Given exercise
Reproduce the listing below, starting with its first line and continuing through the line that contains "section-title: HBM Density".

Data entries
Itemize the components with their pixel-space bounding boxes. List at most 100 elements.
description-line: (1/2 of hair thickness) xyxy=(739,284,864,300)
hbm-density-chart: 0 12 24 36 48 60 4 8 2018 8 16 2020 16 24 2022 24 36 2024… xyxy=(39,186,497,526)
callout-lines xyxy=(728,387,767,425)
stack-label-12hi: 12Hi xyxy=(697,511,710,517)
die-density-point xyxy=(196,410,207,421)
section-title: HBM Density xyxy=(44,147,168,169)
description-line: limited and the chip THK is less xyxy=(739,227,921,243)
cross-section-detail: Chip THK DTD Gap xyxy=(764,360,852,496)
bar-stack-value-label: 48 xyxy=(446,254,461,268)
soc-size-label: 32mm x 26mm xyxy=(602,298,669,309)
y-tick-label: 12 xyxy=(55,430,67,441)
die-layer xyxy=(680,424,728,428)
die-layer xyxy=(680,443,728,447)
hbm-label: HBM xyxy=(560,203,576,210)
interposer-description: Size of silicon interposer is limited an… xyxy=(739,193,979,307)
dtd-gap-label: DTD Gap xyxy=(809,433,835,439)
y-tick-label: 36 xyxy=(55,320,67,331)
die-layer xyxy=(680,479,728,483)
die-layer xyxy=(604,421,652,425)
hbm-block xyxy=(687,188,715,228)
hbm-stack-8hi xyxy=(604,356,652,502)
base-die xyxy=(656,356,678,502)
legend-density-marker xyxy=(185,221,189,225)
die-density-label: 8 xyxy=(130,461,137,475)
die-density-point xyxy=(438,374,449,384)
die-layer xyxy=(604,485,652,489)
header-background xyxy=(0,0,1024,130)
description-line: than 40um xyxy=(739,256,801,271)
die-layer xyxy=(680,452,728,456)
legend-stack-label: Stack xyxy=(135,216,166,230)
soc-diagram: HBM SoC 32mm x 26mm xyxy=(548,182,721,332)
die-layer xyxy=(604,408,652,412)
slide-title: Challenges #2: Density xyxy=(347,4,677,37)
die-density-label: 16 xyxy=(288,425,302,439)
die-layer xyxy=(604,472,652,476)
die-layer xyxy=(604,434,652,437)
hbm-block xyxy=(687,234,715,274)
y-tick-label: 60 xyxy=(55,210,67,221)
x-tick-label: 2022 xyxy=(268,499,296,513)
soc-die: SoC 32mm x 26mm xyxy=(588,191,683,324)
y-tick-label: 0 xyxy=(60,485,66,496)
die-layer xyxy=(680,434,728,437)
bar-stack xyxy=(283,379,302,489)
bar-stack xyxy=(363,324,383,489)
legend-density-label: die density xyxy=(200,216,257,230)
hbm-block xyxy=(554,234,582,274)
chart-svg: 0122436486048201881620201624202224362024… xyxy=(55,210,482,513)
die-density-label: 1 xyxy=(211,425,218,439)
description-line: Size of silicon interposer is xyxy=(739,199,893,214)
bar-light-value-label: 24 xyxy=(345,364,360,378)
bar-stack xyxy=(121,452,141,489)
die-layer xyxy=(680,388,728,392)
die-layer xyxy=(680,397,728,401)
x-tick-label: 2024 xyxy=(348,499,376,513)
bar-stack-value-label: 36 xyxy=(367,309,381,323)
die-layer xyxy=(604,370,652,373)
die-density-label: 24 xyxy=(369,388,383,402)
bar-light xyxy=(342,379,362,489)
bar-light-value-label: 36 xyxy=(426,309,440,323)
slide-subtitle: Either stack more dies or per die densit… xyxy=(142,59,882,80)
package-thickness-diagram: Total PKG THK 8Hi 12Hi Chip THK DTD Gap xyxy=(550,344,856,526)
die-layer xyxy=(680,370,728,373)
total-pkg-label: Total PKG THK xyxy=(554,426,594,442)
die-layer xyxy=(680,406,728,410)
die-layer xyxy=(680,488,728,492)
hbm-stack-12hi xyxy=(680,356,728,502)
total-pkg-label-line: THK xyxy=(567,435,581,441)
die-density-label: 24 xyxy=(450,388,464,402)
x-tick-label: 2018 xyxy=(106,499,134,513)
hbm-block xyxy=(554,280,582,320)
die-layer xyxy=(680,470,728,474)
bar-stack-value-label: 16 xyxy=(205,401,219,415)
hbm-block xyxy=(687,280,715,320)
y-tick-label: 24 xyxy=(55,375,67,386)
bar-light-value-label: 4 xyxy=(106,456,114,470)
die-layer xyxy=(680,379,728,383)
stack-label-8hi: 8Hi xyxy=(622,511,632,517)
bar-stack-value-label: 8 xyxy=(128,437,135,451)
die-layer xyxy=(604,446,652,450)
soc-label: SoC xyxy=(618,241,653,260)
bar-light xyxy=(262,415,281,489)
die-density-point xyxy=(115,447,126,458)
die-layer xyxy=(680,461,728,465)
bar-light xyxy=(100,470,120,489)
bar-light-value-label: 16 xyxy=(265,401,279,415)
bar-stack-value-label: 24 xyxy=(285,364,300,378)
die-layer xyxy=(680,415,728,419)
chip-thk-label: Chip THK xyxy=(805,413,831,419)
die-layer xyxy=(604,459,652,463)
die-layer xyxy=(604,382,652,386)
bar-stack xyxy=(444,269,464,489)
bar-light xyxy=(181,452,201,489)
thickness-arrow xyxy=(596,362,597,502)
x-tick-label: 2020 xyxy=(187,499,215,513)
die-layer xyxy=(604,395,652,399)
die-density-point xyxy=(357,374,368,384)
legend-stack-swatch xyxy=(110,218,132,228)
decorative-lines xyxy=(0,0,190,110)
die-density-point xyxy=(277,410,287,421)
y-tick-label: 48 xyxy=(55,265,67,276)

Solved problem
Itemize the components with their pixel-space bounding boxes. List at most 100 elements.
description-line: (1/2 of hair thickness) xyxy=(739,284,864,300)
hbm-density-chart: 0 12 24 36 48 60 4 8 2018 8 16 2020 16 24 2022 24 36 2024… xyxy=(39,186,497,526)
callout-lines xyxy=(728,387,767,425)
stack-label-12hi: 12Hi xyxy=(697,511,710,517)
die-density-point xyxy=(196,410,207,421)
section-title: HBM Density xyxy=(44,147,168,169)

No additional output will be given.